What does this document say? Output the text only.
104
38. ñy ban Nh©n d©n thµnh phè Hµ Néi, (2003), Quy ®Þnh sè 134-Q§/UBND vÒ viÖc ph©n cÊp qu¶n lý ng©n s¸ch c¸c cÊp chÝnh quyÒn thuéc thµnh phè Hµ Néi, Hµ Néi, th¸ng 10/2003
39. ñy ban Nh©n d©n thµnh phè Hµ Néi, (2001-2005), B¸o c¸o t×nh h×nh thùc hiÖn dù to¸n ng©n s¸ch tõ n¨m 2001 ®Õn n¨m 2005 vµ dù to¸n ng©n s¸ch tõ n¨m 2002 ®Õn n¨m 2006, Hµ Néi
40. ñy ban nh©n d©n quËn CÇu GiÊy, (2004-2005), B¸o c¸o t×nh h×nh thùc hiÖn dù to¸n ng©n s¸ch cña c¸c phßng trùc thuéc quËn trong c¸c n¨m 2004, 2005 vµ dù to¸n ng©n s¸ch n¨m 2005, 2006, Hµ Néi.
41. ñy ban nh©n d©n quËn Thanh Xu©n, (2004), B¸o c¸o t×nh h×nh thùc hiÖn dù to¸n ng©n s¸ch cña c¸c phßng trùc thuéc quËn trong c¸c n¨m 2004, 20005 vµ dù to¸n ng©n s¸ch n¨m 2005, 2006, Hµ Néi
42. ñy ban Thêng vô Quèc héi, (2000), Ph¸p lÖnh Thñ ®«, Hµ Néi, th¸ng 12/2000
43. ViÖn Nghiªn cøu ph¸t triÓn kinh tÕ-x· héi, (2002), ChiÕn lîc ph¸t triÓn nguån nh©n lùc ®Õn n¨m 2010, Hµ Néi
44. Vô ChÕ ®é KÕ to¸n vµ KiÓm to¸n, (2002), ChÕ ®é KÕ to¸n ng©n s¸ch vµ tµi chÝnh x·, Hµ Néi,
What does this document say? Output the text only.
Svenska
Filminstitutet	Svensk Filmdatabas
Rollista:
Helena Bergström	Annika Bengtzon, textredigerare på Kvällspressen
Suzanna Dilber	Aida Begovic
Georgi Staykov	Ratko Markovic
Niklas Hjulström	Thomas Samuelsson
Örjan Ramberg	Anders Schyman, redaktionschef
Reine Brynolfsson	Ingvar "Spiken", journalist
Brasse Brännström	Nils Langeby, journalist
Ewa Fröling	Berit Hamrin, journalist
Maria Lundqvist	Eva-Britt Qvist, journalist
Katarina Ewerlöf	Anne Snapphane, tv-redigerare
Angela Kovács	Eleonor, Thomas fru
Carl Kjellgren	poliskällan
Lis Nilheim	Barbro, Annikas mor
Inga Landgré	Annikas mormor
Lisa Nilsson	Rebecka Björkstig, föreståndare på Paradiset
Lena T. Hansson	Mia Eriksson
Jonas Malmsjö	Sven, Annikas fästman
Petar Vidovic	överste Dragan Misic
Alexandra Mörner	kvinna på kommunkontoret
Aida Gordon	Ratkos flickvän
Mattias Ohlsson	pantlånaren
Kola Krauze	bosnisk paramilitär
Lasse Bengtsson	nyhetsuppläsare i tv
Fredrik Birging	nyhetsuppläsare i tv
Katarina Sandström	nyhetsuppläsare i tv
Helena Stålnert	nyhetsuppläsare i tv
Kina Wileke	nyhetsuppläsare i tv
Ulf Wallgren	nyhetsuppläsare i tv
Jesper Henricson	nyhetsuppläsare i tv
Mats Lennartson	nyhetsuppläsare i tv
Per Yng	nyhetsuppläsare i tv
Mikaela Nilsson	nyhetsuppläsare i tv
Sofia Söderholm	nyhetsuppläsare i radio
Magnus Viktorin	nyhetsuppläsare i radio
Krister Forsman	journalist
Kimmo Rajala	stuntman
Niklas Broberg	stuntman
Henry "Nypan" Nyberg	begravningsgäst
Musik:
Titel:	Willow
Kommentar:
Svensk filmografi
══════════════════════════════
■ **What this task involves**
Show all lines from the records above where the word "nyhetsuppläsare" occurs.

■ **Written answer**
Lasse Bengtsson	nyhetsuppläsare i tv
Fredrik Birging	nyhetsuppläsare i tv
Katarina Sandström	nyhetsuppläsare i tv
Helena Stålnert	nyhetsuppläsare i tv
Kina Wileke	nyhetsuppläsare i tv
Ulf Wallgren	nyhetsuppläsare i tv
Jesper Henricson	nyhetsuppläsare i tv
Mats Lennartson	nyhetsuppläsare i tv
Per Yng	nyhetsuppläsare i tv
Mikaela Nilsson	nyhetsuppläsare i tv
Sofia Söderholm	nyhetsuppläsare i radio
Magnus Viktorin	nyhetsuppläsare i radio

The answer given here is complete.